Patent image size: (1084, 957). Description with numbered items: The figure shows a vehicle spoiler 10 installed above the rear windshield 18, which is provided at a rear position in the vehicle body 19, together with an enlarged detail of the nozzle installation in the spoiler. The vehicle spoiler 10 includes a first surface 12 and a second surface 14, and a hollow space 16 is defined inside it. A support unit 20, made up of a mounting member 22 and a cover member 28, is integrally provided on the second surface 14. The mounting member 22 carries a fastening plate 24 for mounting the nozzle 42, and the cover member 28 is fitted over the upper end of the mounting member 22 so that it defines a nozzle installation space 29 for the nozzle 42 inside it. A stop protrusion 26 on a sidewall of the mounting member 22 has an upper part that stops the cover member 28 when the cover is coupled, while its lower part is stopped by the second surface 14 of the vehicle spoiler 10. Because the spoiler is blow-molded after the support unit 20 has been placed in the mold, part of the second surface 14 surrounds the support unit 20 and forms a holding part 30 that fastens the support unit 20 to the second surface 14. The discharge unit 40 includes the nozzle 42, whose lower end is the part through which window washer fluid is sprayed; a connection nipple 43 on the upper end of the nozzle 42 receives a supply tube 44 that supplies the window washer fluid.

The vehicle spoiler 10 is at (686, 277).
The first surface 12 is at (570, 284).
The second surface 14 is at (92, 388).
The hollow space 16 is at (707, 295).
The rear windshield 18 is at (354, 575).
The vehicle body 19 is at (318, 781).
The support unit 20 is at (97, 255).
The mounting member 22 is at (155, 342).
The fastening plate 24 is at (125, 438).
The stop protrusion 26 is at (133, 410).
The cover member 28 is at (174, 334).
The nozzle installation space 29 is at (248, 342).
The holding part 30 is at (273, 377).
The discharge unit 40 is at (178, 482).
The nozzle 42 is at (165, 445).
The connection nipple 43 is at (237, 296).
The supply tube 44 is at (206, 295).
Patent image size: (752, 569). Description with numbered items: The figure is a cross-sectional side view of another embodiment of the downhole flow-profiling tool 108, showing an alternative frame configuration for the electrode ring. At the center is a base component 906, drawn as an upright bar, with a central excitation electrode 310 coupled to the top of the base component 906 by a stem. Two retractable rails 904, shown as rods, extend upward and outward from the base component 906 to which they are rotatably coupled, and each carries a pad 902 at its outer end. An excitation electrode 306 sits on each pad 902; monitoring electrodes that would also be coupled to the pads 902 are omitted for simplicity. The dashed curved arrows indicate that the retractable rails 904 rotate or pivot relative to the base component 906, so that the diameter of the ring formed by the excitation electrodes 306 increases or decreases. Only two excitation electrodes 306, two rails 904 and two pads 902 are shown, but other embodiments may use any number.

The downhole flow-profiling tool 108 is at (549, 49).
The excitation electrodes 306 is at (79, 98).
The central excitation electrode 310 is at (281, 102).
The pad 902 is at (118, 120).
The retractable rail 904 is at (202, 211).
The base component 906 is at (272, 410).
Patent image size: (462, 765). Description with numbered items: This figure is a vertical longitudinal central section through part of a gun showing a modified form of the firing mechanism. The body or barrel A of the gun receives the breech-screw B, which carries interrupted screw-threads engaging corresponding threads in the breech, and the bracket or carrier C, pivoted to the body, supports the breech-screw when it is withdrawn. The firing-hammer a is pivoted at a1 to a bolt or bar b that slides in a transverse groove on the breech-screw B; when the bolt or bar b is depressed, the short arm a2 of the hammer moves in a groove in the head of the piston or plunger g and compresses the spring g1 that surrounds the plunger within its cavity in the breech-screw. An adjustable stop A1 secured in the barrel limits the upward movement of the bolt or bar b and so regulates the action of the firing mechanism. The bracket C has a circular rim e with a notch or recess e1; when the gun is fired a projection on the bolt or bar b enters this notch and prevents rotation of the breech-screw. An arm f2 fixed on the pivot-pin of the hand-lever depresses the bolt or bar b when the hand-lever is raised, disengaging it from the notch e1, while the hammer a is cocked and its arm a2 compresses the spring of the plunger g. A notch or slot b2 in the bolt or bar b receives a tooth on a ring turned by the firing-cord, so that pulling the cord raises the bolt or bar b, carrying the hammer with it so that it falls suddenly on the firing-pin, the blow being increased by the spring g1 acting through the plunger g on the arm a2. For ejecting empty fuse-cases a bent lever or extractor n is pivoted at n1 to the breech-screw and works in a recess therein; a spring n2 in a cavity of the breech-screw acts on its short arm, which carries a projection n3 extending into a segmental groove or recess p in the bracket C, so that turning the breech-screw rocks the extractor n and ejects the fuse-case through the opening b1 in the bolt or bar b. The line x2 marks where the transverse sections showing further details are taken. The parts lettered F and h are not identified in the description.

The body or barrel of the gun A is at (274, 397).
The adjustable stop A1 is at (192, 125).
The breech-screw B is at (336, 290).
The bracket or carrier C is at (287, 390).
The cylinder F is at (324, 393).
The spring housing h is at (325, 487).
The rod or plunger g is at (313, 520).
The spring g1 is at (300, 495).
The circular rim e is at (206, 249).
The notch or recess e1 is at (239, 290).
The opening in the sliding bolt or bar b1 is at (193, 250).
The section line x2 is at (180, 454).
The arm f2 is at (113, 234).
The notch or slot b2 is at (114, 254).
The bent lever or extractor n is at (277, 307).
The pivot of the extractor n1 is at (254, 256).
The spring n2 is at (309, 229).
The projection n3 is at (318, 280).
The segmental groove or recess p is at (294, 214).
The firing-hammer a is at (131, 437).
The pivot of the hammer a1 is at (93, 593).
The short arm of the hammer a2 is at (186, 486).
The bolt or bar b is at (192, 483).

------

=== Exercise description ===
Copy the full listing above verbatim, keeping every line in its original order and wording.

=== Reply ===
Patent image size: (1084, 957). Description with numbered items: The figure shows a vehicle spoiler 10 installed above the rear windshield 18, which is provided at a rear position in the vehicle body 19, together with an enlarged detail of the nozzle installation in the spoiler. The vehicle spoiler 10 includes a first surface 12 and a second surface 14, and a hollow space 16 is defined inside it. A support unit 20, made up of a mounting member 22 and a cover member 28, is integrally provided on the second surface 14. The mounting member 22 carries a fastening plate 24 for mounting the nozzle 42, and the cover member 28 is fitted over the upper end of the mounting member 22 so that it defines a nozzle installation space 29 for the nozzle 42 inside it. A stop protrusion 26 on a sidewall of the mounting member 22 has an upper part that stops the cover member 28 when the cover is coupled, while its lower part is stopped by the second surface 14 of the vehicle spoiler 10. Because the spoiler is blow-molded after the support unit 20 has been placed in the mold, part of the second surface 14 surrounds the support unit 20 and forms a holding part 30 that fastens the support unit 20 to the second surface 14. The discharge unit 40 includes the nozzle 42, whose lower end is the part through which window washer fluid is sprayed; a connection nipple 43 on the upper end of the nozzle 42 receives a supply tube 44 that supplies the window washer fluid.

The vehicle spoiler 10 is at (686, 277).
The first surface 12 is at (570, 284).
The second surface 14 is at (92, 388).
The hollow space 16 is at (707, 295).
The rear windshield 18 is at (354, 575).
The vehicle body 19 is at (318, 781).
The support unit 20 is at (97, 255).
The mounting member 22 is at (155, 342).
The fastening plate 24 is at (125, 438).
The stop protrusion 26 is at (133, 410).
The cover member 28 is at (174, 334).
The nozzle installation space 29 is at (248, 342).
The holding part 30 is at (273, 377).
The discharge unit 40 is at (178, 482).
The nozzle 42 is at (165, 445).
The connection nipple 43 is at (237, 296).
The supply tube 44 is at (206, 295).
Patent image size: (752, 569). Description with numbered items: The figure is a cross-sectional side view of another embodiment of the downhole flow-profiling tool 108, showing an alternative frame configuration for the electrode ring. At the center is a base component 906, drawn as an upright bar, with a central excitation electrode 310 coupled to the top of the base component 906 by a stem. Two retractable rails 904, shown as rods, extend upward and outward from the base component 906 to which they are rotatably coupled, and each carries a pad 902 at its outer end. An excitation electrode 306 sits on each pad 902; monitoring electrodes that would also be coupled to the pads 902 are omitted for simplicity. The dashed curved arrows indicate that the retractable rails 904 rotate or pivot relative to the base component 906, so that the diameter of the ring formed by the excitation electrodes 306 increases or decreases. Only two excitation electrodes 306, two rails 904 and two pads 902 are shown, but other embodiments may use any number.

The downhole flow-profiling tool 108 is at (549, 49).
The excitation electrodes 306 is at (79, 98).
The central excitation electrode 310 is at (281, 102).
The pad 902 is at (118, 120).
The retractable rail 904 is at (202, 211).
The base component 906 is at (272, 410).
Patent image size: (462, 765). Description with numbered items: This figure is a vertical longitudinal central section through part of a gun showing a modified form of the firing mechanism. The body or barrel A of the gun receives the breech-screw B, which carries interrupted screw-threads engaging corresponding threads in the breech, and the bracket or carrier C, pivoted to the body, supports the breech-screw when it is withdrawn. The firing-hammer a is pivoted at a1 to a bolt or bar b that slides in a transverse groove on the breech-screw B; when the bolt or bar b is depressed, the short arm a2 of the hammer moves in a groove in the head of the piston or plunger g and compresses the spring g1 that surrounds the plunger within its cavity in the breech-screw. An adjustable stop A1 secured in the barrel limits the upward movement of the bolt or bar b and so regulates the action of the firing mechanism. The bracket C has a circular rim e with a notch or recess e1; when the gun is fired a projection on the bolt or bar b enters this notch and prevents rotation of the breech-screw. An arm f2 fixed on the pivot-pin of the hand-lever depresses the bolt or bar b when the hand-lever is raised, disengaging it from the notch e1, while the hammer a is cocked and its arm a2 compresses the spring of the plunger g. A notch or slot b2 in the bolt or bar b receives a tooth on a ring turned by the firing-cord, so that pulling the cord raises the bolt or bar b, carrying the hammer with it so that it falls suddenly on the firing-pin, the blow being increased by the spring g1 acting through the plunger g on the arm a2. For ejecting empty fuse-cases a bent lever or extractor n is pivoted at n1 to the breech-screw and works in a recess therein; a spring n2 in a cavity of the breech-screw acts on its short arm, which carries a projection n3 extending into a segmental groove or recess p in the bracket C, so that turning the breech-screw rocks the extractor n and ejects the fuse-case through the opening b1 in the bolt or bar b. The line x2 marks where the transverse sections showing further details are taken. The parts lettered F and h are not identified in the description.

The body or barrel of the gun A is at (274, 397).
The adjustable stop A1 is at (192, 125).
The breech-screw B is at (336, 290).
The bracket or carrier C is at (287, 390).
The cylinder F is at (324, 393).
The spring housing h is at (325, 487).
The rod or plunger g is at (313, 520).
The spring g1 is at (300, 495).
The circular rim e is at (206, 249).
The notch or recess e1 is at (239, 290).
The opening in the sliding bolt or bar b1 is at (193, 250).
The section line x2 is at (180, 454).
The arm f2 is at (113, 234).
The notch or slot b2 is at (114, 254).
The bent lever or extractor n is at (277, 307).
The pivot of the extractor n1 is at (254, 256).
The spring n2 is at (309, 229).
The projection n3 is at (318, 280).
The segmental groove or recess p is at (294, 214).
The firing-hammer a is at (131, 437).
The pivot of the hammer a1 is at (93, 593).
The short arm of the hammer a2 is at (186, 486).
The bolt or bar b is at (192, 483).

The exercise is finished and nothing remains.